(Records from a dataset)
================

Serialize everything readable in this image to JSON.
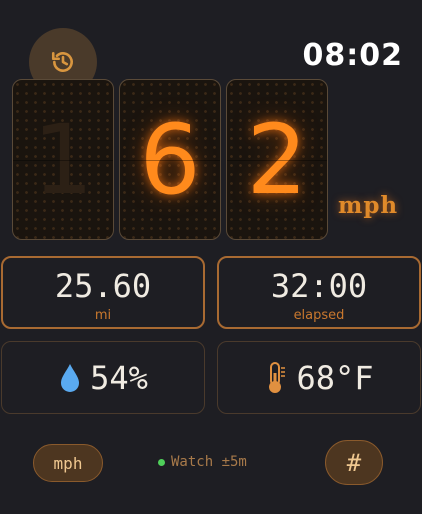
{
  "header": {
    "history_icon": "history-icon",
    "clock": "08:02"
  },
  "speed": {
    "digits": [
      "1",
      "6",
      "2"
    ],
    "lit": [
      false,
      true,
      true
    ],
    "unit": "mph"
  },
  "stats": {
    "distance": {
      "value": "25.60",
      "label": "mi"
    },
    "elapsed": {
      "value": "32:00",
      "label": "elapsed"
    },
    "humidity": {
      "value": "54%",
      "icon": "water-drop-icon"
    },
    "temperature": {
      "value": "68°F",
      "icon": "thermometer-icon"
    }
  },
  "footer": {
    "unit_toggle": "mph",
    "watch_status": "Watch ±5m",
    "watch_status_color": "#4fcf5a",
    "number_button": "#"
  },
  "colors": {
    "accent": "#ff8a1c",
    "background": "#1e1e23"
  }
}
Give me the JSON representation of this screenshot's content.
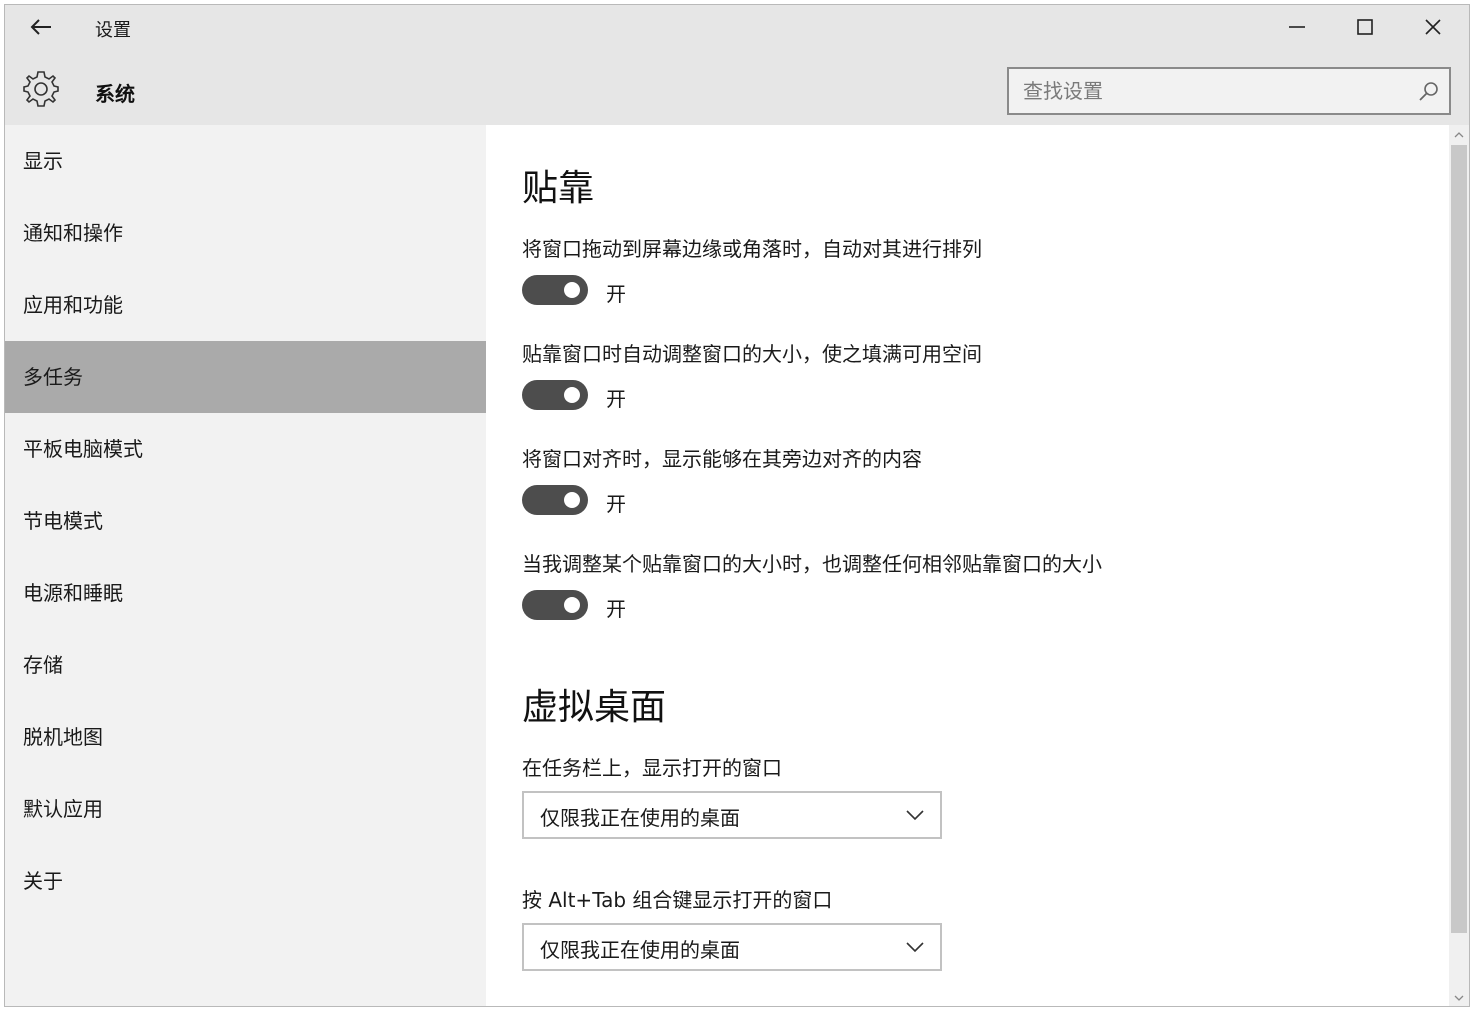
{
  "titlebar": {
    "title": "设置",
    "back_icon": "arrow-left-icon",
    "minimize_icon": "minimize-icon",
    "maximize_icon": "maximize-icon",
    "close_icon": "close-icon"
  },
  "header": {
    "section_title": "系统",
    "section_icon": "gear-icon",
    "search_placeholder": "查找设置",
    "search_icon": "search-icon"
  },
  "sidebar": {
    "items": [
      {
        "label": "显示",
        "selected": false
      },
      {
        "label": "通知和操作",
        "selected": false
      },
      {
        "label": "应用和功能",
        "selected": false
      },
      {
        "label": "多任务",
        "selected": true
      },
      {
        "label": "平板电脑模式",
        "selected": false
      },
      {
        "label": "节电模式",
        "selected": false
      },
      {
        "label": "电源和睡眠",
        "selected": false
      },
      {
        "label": "存储",
        "selected": false
      },
      {
        "label": "脱机地图",
        "selected": false
      },
      {
        "label": "默认应用",
        "selected": false
      },
      {
        "label": "关于",
        "selected": false
      }
    ]
  },
  "snap": {
    "heading": "贴靠",
    "settings": [
      {
        "description": "将窗口拖动到屏幕边缘或角落时，自动对其进行排列",
        "state": "开",
        "on": true
      },
      {
        "description": "贴靠窗口时自动调整窗口的大小，使之填满可用空间",
        "state": "开",
        "on": true
      },
      {
        "description": "将窗口对齐时，显示能够在其旁边对齐的内容",
        "state": "开",
        "on": true
      },
      {
        "description": "当我调整某个贴靠窗口的大小时，也调整任何相邻贴靠窗口的大小",
        "state": "开",
        "on": true
      }
    ]
  },
  "virtual_desktops": {
    "heading": "虚拟桌面",
    "taskbar_label": "在任务栏上，显示打开的窗口",
    "taskbar_value": "仅限我正在使用的桌面",
    "alttab_label": "按 Alt+Tab 组合键显示打开的窗口",
    "alttab_value": "仅限我正在使用的桌面"
  },
  "colors": {
    "chrome_bg": "#e6e6e6",
    "sidebar_bg": "#f2f2f2",
    "selected_bg": "#aaaaaa",
    "toggle_on": "#4d4d4d"
  }
}
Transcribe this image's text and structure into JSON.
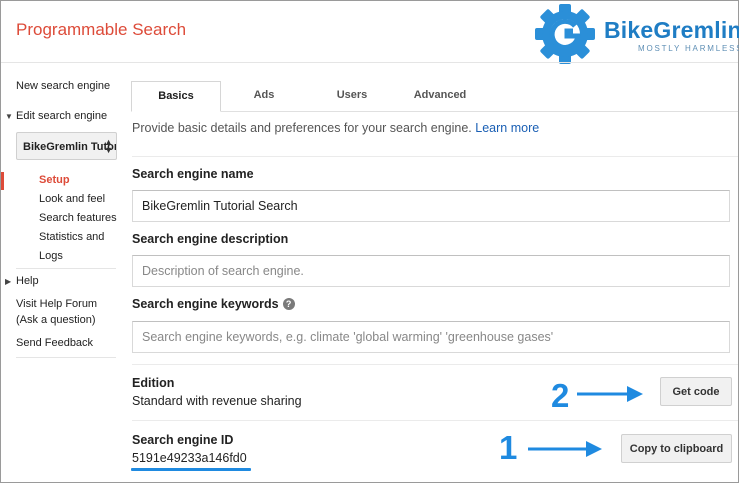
{
  "app": {
    "title": "Programmable Search"
  },
  "logo": {
    "name": "BikeGremlin",
    "tagline": "MOSTLY HARMLESS ™"
  },
  "sidebar": {
    "new_engine": "New search engine",
    "edit_engine": "Edit search engine",
    "engine_select": "BikeGremlin Tutorial Search",
    "sub_items": [
      "Setup",
      "Look and feel",
      "Search features",
      "Statistics and",
      "Logs"
    ],
    "active_item": "Setup",
    "help": "Help",
    "forum_line1": "Visit Help Forum",
    "forum_line2": "(Ask a question)",
    "feedback": "Send Feedback"
  },
  "tabs": [
    {
      "label": "Basics",
      "active": true
    },
    {
      "label": "Ads",
      "active": false
    },
    {
      "label": "Users",
      "active": false
    },
    {
      "label": "Advanced",
      "active": false
    }
  ],
  "basics": {
    "description": "Provide basic details and preferences for your search engine.",
    "learn_more": "Learn more",
    "name_label": "Search engine name",
    "name_value": "BikeGremlin Tutorial Search",
    "desc_label": "Search engine description",
    "desc_placeholder": "Description of search engine.",
    "keywords_label": "Search engine keywords",
    "keywords_help": "?",
    "keywords_placeholder": "Search engine keywords, e.g. climate 'global warming' 'greenhouse gases'",
    "edition_label": "Edition",
    "edition_value": "Standard with revenue sharing",
    "get_code": "Get code",
    "id_label": "Search engine ID",
    "id_value": "5191e49233a146fd0",
    "copy": "Copy to clipboard"
  },
  "callouts": {
    "one": "1",
    "two": "2"
  },
  "colors": {
    "accent_red": "#dd4b39",
    "link_blue": "#1a5fb4",
    "callout_blue": "#1f8ae0"
  }
}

================

### Problem to work on
Report the number of lines holding the string "仅限我正在使用的桌面", without any other words.

### Output of the exercise
2